Dataset records »
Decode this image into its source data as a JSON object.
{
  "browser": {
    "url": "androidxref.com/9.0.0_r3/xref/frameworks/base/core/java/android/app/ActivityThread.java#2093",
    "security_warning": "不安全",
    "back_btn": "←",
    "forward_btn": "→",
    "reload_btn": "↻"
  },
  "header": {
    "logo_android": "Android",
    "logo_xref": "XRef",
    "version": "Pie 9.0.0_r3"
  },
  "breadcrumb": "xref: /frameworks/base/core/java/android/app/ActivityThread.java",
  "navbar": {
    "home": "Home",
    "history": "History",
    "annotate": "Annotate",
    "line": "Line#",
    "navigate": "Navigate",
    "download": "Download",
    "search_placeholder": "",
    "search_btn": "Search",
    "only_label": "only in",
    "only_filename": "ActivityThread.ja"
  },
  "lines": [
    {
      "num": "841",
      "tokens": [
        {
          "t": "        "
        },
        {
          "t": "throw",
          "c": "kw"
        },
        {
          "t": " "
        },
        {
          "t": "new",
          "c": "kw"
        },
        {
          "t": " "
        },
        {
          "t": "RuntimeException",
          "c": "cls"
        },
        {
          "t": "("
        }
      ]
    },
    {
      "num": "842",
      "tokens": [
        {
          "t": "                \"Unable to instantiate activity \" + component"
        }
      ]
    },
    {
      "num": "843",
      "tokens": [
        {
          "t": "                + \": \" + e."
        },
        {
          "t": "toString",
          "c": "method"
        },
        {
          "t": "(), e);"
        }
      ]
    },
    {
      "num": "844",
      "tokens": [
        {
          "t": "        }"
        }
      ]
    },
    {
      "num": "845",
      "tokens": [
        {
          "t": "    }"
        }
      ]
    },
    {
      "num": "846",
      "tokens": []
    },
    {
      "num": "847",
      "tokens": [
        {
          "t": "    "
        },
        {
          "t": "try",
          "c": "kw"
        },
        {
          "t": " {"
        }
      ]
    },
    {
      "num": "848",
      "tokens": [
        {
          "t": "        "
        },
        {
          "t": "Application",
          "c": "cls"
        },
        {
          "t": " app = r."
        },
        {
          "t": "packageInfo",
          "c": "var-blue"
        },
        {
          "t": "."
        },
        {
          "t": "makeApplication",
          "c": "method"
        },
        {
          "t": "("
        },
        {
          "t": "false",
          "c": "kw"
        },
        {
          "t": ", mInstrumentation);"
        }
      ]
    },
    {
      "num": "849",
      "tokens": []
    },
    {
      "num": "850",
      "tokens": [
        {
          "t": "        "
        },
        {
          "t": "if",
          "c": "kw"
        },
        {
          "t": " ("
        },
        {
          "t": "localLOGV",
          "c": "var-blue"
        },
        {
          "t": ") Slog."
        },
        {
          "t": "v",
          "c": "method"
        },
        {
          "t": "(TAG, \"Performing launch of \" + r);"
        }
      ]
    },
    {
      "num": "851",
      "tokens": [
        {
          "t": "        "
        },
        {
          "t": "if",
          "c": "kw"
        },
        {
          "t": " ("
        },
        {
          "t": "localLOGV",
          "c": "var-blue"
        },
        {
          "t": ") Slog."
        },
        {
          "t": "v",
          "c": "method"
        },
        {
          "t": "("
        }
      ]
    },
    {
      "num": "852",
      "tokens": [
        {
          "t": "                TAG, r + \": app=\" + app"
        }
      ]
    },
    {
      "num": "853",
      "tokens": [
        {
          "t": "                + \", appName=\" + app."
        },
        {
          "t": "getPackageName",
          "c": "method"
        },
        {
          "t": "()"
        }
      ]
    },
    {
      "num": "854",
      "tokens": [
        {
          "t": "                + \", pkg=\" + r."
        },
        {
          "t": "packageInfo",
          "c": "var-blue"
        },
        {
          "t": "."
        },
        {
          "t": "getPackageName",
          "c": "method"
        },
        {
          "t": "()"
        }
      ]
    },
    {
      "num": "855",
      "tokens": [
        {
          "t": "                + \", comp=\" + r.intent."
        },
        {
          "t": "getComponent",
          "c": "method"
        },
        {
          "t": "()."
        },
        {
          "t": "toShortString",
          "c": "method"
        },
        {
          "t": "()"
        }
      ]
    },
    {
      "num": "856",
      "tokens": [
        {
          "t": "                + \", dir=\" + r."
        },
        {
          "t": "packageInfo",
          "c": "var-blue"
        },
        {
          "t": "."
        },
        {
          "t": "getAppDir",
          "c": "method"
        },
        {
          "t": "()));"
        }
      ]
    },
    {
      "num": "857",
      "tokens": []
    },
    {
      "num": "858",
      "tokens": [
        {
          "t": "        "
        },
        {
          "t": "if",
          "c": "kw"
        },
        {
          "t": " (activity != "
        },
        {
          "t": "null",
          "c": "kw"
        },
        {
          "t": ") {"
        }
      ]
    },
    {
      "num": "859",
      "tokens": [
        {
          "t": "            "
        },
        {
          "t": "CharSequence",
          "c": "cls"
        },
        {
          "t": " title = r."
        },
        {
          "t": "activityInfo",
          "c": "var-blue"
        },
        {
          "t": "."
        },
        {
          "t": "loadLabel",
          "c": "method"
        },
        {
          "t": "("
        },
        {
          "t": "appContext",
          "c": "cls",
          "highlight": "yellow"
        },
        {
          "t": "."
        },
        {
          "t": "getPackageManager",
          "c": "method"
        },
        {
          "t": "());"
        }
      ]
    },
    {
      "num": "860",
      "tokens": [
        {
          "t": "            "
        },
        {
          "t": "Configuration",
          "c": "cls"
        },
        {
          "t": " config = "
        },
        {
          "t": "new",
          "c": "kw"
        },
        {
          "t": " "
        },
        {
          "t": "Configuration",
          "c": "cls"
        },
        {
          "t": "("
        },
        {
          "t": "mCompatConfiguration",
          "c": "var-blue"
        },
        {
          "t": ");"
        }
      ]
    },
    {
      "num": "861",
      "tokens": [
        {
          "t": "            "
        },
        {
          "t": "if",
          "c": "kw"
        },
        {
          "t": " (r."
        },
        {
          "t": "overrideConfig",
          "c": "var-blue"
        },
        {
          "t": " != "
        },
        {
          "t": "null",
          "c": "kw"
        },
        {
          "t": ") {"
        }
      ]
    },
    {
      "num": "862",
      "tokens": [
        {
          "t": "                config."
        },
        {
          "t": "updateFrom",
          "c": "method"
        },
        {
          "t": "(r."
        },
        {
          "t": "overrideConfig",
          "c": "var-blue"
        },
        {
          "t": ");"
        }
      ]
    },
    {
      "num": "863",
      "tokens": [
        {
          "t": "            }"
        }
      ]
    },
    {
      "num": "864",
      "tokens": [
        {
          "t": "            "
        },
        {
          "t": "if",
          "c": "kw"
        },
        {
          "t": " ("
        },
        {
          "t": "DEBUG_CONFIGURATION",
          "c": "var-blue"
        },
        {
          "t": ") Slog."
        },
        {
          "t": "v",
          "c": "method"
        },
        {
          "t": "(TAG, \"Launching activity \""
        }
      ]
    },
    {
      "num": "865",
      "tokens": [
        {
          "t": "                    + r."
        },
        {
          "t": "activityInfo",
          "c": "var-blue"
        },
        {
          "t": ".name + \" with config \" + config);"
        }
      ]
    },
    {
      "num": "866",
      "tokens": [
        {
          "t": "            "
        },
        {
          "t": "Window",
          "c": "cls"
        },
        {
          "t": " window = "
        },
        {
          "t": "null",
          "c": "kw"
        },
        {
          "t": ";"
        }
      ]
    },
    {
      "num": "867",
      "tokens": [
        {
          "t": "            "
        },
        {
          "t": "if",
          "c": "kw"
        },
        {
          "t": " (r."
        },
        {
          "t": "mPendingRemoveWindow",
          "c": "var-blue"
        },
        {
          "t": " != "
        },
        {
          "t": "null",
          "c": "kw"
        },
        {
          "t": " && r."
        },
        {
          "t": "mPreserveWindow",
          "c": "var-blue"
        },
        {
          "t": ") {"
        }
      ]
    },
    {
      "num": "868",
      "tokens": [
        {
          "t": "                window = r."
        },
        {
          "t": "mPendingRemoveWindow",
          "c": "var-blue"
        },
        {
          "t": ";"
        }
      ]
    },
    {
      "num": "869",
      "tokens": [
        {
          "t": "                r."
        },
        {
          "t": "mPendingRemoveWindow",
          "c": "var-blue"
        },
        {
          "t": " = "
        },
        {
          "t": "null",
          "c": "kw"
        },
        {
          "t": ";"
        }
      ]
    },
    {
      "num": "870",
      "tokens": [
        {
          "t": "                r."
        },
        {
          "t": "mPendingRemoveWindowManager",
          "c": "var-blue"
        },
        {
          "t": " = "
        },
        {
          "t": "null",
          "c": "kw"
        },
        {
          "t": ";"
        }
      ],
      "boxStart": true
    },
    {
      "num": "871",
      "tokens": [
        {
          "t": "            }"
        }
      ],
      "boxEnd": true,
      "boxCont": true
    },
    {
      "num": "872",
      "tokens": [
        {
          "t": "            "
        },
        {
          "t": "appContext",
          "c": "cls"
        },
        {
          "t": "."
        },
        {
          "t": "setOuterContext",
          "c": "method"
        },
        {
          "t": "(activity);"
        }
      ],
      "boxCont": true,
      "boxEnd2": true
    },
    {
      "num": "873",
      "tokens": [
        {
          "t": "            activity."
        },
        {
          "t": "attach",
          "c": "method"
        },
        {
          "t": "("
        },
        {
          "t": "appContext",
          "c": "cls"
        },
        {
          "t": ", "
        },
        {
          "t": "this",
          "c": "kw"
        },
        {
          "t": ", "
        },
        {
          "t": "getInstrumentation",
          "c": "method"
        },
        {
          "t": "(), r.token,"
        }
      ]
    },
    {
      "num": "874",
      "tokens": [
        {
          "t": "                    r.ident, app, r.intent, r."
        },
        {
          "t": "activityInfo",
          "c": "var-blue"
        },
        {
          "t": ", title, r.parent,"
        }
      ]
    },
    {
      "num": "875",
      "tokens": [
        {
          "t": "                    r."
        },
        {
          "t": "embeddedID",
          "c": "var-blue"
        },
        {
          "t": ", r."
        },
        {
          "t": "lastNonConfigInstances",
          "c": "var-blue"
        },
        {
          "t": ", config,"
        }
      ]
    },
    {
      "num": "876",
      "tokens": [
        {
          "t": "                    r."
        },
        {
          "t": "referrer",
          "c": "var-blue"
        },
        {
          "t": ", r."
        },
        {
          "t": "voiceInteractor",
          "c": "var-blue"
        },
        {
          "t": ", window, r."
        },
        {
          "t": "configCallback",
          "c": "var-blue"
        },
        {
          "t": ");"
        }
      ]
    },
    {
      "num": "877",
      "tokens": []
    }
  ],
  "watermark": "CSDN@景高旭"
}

Given request » Pick out each line that holds the string "ActivityThread".

Task response »
    "url": "androidxref.com/9.0.0_r3/xref/frameworks/base/core/java/android/app/ActivityThread.java#2093",
  "breadcrumb": "xref: /frameworks/base/core/java/android/app/ActivityThread.java",
    "only_filename": "ActivityThread.ja"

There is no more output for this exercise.